**Information supplied**
start

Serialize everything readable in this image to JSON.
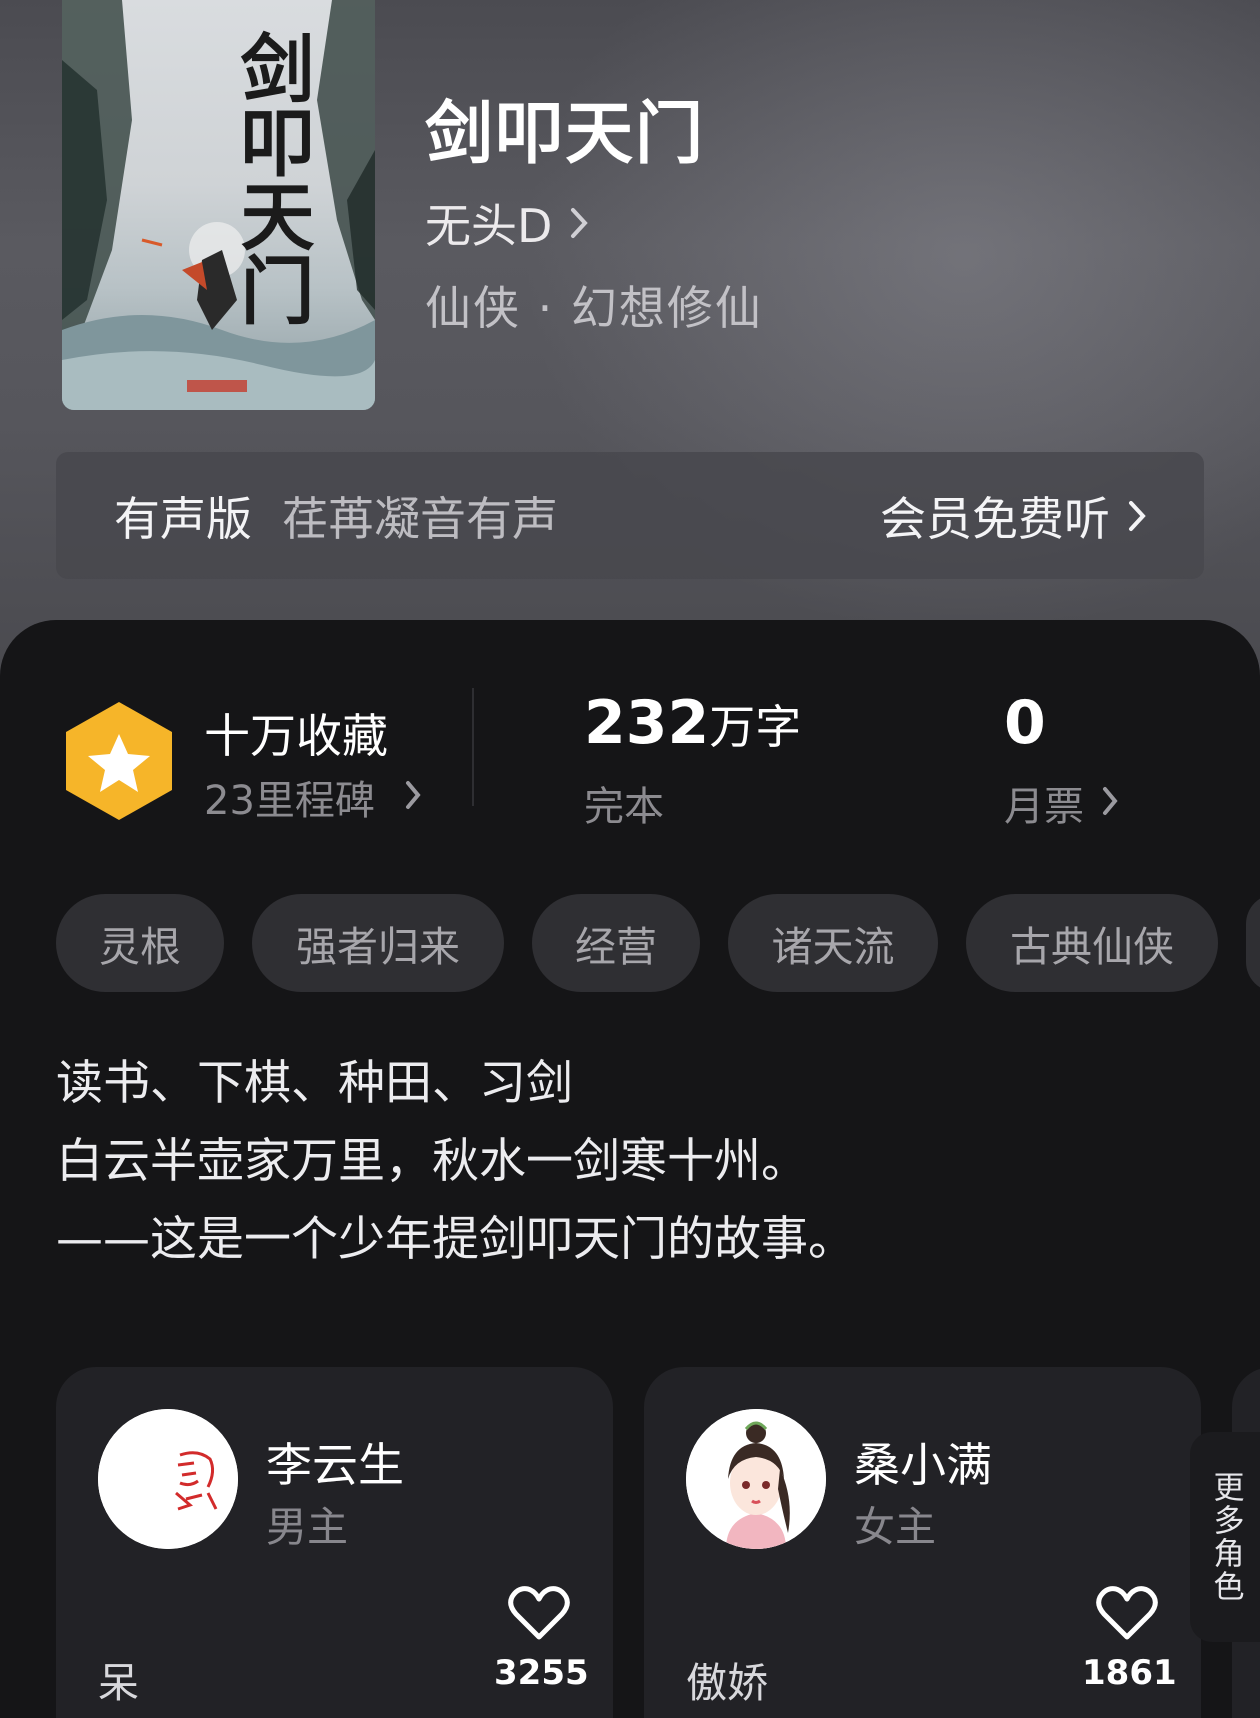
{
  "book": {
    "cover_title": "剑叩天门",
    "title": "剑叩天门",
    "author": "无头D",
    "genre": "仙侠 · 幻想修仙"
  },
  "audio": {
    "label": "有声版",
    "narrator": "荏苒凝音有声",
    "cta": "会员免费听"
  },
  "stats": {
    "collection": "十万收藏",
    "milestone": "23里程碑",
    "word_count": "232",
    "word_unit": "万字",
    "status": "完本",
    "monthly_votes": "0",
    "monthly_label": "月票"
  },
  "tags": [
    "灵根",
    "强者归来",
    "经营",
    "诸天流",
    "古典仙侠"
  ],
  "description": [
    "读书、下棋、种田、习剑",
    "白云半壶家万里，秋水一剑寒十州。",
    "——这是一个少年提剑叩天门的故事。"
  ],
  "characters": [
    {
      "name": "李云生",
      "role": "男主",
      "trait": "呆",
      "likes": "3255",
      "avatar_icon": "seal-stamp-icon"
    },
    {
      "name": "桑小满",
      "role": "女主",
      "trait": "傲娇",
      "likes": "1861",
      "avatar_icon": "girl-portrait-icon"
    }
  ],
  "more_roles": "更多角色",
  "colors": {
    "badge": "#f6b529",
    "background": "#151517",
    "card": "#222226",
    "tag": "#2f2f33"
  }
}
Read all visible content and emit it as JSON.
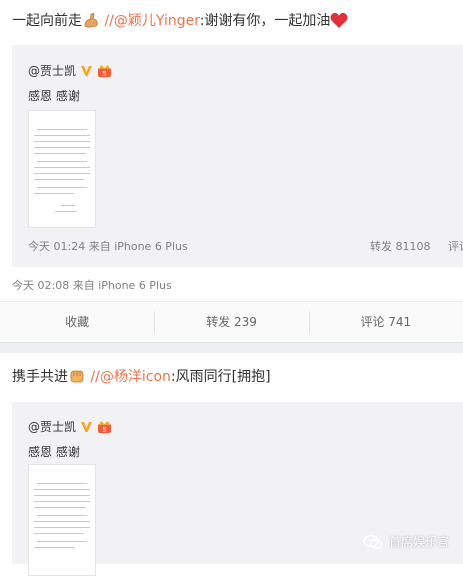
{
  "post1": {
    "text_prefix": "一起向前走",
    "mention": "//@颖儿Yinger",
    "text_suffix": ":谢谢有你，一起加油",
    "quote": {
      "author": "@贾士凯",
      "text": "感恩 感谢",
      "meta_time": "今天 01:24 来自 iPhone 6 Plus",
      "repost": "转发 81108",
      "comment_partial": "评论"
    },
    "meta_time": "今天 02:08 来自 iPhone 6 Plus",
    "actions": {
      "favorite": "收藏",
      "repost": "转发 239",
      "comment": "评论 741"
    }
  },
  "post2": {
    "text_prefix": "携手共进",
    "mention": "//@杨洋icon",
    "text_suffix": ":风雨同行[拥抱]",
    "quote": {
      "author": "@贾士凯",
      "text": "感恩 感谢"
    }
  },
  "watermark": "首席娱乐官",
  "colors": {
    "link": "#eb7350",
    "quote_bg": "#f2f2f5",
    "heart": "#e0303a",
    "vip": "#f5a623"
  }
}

end

**Task brief**
Starting at the line that contains "Read all visible content and emit it as JSON.", restate each line verbatim through the final line of the listing, skipping all pictures.

**Response to this task**
Read all visible content and emit it as JSON.
{
  "post1": {
    "text_prefix": "一起向前走",
    "mention": "//@颖儿Yinger",
    "text_suffix": ":谢谢有你，一起加油",
    "quote": {
      "author": "@贾士凯",
      "text": "感恩 感谢",
      "meta_time": "今天 01:24 来自 iPhone 6 Plus",
      "repost": "转发 81108",
      "comment_partial": "评论"
    },
    "meta_time": "今天 02:08 来自 iPhone 6 Plus",
    "actions": {
      "favorite": "收藏",
      "repost": "转发 239",
      "comment": "评论 741"
    }
  },
  "post2": {
    "text_prefix": "携手共进",
    "mention": "//@杨洋icon",
    "text_suffix": ":风雨同行[拥抱]",
    "quote": {
      "author": "@贾士凯",
      "text": "感恩 感谢"
    }
  },
  "watermark": "首席娱乐官",
  "colors": {
    "link": "#eb7350",
    "quote_bg": "#f2f2f5",
    "heart": "#e0303a",
    "vip": "#f5a623"
  }
}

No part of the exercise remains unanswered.